▶ TASK: Count each line below that has "порядке" anywhere in it. Answer with the total alone.

+---+

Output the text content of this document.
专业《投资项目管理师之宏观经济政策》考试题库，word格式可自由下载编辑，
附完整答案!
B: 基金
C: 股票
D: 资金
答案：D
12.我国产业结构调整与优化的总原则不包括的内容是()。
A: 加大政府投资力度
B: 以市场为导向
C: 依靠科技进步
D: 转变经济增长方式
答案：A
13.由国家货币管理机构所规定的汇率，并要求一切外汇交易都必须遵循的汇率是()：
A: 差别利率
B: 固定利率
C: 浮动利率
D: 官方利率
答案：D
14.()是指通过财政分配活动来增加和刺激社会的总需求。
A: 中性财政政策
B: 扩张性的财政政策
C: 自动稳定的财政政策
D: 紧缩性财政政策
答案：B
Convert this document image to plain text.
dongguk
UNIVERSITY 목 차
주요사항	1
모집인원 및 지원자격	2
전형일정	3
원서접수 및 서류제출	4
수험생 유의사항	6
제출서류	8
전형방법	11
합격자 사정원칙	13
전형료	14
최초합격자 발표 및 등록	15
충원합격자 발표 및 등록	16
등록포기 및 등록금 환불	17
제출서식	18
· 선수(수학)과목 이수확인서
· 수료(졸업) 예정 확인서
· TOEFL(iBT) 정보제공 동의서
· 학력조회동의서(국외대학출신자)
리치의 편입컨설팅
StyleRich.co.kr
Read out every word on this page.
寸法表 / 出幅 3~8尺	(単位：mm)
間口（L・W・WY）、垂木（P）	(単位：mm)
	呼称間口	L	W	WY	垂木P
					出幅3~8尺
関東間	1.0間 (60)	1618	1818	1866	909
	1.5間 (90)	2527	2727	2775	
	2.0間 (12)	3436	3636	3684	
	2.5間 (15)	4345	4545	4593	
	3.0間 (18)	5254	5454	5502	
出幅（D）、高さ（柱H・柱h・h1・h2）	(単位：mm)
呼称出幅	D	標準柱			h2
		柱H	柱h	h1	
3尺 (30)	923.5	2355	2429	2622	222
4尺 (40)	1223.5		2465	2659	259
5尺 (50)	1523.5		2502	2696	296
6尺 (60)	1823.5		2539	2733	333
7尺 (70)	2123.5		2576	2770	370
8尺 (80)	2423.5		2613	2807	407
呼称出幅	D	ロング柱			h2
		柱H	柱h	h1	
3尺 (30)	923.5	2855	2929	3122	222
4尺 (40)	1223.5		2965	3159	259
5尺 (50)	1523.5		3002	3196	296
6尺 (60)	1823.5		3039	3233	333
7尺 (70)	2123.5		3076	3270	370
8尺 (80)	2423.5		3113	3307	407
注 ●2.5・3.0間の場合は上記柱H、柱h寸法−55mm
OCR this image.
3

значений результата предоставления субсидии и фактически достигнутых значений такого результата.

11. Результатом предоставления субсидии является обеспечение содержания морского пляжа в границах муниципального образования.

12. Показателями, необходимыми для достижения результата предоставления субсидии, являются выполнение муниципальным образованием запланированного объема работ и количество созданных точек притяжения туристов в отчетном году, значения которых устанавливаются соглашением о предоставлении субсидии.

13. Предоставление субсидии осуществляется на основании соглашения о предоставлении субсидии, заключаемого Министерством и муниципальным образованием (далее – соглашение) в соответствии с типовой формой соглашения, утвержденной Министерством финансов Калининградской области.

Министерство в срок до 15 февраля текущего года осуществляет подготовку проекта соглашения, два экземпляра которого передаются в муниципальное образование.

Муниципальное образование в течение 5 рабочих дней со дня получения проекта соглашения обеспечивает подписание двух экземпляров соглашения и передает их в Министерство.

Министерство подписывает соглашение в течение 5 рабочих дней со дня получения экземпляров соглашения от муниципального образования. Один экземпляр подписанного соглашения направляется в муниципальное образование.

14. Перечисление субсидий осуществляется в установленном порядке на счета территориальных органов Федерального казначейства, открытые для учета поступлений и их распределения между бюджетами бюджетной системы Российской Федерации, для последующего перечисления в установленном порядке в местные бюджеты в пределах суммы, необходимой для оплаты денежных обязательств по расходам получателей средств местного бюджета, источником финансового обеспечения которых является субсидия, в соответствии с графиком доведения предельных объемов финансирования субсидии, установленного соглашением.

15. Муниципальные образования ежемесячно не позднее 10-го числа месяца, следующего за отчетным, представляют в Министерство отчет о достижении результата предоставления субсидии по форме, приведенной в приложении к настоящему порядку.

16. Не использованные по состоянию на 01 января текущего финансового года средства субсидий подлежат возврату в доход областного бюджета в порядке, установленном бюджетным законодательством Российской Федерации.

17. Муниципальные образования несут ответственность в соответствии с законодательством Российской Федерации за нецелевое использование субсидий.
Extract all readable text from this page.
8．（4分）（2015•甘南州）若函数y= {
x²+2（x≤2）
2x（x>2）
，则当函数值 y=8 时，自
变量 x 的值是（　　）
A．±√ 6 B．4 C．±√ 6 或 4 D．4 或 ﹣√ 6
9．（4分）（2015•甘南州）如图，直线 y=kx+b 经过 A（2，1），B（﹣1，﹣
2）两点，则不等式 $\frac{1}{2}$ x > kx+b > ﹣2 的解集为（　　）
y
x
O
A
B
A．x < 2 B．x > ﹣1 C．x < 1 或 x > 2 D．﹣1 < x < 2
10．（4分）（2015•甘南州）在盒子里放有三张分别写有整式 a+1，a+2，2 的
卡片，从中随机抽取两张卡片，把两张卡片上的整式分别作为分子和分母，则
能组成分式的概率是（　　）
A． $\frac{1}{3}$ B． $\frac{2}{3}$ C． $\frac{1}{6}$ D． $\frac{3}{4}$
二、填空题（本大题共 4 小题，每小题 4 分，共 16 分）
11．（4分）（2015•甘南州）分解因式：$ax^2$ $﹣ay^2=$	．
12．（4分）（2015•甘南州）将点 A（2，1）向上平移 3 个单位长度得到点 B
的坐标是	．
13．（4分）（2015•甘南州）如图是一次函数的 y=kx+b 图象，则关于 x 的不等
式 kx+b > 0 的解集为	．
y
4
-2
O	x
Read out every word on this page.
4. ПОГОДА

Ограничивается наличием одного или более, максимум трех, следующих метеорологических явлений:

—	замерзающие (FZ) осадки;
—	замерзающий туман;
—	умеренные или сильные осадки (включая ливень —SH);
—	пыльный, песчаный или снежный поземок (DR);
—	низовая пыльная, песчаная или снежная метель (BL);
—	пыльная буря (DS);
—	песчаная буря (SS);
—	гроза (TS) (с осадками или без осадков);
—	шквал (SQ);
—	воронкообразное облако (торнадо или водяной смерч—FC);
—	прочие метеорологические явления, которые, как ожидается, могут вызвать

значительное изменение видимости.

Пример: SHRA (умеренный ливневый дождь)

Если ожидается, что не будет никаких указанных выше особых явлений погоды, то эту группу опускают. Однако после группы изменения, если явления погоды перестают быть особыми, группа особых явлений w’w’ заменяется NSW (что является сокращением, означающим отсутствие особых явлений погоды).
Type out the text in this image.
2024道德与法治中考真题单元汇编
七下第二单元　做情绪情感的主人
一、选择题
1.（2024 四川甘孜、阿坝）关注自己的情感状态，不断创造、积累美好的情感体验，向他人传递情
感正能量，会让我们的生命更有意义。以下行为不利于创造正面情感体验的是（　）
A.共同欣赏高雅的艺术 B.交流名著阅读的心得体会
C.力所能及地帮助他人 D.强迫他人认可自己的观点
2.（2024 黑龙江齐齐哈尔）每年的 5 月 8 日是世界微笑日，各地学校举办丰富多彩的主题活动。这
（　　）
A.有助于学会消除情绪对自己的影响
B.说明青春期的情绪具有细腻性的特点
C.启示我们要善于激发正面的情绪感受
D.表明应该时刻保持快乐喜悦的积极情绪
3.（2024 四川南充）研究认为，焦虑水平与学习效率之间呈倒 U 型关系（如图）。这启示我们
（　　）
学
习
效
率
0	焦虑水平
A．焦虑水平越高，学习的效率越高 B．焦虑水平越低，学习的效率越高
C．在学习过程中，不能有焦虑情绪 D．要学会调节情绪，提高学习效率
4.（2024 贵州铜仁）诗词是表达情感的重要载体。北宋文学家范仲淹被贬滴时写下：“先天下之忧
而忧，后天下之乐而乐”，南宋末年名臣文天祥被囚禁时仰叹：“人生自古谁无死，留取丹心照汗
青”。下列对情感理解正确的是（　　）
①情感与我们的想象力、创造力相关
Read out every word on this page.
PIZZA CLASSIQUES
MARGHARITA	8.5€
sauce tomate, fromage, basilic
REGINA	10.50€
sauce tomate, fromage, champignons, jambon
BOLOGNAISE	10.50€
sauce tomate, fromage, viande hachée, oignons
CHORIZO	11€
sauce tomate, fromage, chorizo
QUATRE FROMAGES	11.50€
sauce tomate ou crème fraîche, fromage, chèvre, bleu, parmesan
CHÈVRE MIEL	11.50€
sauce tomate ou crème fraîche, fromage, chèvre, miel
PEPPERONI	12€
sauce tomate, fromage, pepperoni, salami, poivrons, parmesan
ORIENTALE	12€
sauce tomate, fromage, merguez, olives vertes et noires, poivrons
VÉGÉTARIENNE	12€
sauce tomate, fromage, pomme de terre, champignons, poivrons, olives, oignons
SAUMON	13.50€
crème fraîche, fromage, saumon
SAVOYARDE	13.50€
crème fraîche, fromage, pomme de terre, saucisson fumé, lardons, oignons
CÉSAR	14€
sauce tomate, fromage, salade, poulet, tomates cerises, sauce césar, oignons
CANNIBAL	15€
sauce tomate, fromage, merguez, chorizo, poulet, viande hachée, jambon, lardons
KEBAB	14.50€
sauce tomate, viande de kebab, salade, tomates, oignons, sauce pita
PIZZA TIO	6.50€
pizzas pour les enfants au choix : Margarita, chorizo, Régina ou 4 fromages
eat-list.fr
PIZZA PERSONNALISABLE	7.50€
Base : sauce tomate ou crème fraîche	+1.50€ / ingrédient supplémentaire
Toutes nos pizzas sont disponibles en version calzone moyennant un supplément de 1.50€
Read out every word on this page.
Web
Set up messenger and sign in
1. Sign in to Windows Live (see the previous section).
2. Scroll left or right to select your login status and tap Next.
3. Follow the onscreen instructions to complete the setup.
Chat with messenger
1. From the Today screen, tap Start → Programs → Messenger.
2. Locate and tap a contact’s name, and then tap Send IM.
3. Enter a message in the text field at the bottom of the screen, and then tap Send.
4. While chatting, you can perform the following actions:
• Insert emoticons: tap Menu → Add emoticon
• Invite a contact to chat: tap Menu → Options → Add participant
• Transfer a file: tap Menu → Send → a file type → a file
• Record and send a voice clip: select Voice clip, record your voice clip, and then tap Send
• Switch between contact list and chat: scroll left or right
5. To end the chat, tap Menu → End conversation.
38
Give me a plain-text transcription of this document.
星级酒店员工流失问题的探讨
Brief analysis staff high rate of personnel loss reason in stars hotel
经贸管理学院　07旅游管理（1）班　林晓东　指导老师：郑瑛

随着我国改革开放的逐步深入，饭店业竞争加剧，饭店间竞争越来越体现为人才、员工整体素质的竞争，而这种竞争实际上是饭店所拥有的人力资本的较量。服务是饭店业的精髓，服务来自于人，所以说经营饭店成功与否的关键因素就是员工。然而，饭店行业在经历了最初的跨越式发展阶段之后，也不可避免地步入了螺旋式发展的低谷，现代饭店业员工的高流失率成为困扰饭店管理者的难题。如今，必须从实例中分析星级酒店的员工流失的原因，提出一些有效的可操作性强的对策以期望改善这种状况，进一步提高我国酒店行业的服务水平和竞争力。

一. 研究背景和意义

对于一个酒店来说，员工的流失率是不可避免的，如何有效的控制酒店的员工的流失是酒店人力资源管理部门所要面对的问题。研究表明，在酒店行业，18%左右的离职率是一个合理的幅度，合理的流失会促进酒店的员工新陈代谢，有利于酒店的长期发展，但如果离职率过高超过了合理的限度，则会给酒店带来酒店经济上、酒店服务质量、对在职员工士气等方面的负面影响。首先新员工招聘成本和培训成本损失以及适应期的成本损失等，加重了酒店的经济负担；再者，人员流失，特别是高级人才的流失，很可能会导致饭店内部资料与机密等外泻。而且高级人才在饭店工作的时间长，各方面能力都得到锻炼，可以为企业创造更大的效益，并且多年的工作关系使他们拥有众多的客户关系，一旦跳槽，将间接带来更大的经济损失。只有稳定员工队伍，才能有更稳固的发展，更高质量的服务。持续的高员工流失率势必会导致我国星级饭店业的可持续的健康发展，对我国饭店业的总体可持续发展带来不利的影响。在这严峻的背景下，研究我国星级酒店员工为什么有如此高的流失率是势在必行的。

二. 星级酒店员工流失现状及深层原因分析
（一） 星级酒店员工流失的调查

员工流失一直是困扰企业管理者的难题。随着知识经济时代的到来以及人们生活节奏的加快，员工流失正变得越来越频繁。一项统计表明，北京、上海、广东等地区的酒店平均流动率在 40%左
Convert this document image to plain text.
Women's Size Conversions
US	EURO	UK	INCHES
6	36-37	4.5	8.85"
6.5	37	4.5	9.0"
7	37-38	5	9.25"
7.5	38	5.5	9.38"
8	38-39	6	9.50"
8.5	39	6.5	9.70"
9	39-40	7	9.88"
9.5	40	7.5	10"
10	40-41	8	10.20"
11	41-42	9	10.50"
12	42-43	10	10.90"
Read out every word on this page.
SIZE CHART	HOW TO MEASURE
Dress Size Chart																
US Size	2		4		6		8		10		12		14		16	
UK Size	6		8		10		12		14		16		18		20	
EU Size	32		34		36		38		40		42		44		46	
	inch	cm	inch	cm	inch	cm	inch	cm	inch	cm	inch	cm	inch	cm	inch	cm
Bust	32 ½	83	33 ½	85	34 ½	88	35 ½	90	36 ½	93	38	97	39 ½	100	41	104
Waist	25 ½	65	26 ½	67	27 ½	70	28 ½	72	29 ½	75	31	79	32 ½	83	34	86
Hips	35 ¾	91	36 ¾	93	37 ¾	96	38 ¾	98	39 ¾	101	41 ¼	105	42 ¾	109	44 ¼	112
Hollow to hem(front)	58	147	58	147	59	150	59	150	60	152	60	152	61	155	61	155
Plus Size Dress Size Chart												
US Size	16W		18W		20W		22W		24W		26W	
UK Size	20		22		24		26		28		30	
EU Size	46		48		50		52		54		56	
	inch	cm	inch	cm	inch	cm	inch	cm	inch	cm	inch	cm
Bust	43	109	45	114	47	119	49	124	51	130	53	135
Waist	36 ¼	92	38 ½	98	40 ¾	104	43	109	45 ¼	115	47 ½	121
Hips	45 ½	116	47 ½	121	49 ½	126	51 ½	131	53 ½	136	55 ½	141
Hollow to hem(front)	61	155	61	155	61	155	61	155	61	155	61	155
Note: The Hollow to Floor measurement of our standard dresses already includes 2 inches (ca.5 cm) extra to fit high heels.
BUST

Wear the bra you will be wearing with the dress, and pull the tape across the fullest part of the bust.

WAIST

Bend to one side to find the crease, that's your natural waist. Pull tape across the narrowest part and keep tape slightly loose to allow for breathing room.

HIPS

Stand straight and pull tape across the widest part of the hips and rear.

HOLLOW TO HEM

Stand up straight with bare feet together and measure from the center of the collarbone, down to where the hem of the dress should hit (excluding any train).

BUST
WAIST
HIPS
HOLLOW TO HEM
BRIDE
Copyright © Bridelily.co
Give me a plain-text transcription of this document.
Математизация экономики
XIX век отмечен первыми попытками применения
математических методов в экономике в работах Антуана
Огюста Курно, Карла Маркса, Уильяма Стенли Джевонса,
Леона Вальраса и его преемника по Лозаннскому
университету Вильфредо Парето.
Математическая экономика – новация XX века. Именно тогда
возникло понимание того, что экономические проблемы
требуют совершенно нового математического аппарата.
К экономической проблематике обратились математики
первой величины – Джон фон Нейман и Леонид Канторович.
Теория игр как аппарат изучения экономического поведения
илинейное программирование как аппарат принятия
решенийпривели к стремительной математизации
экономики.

+---+

▶ COMPLETE RESPONSE: 2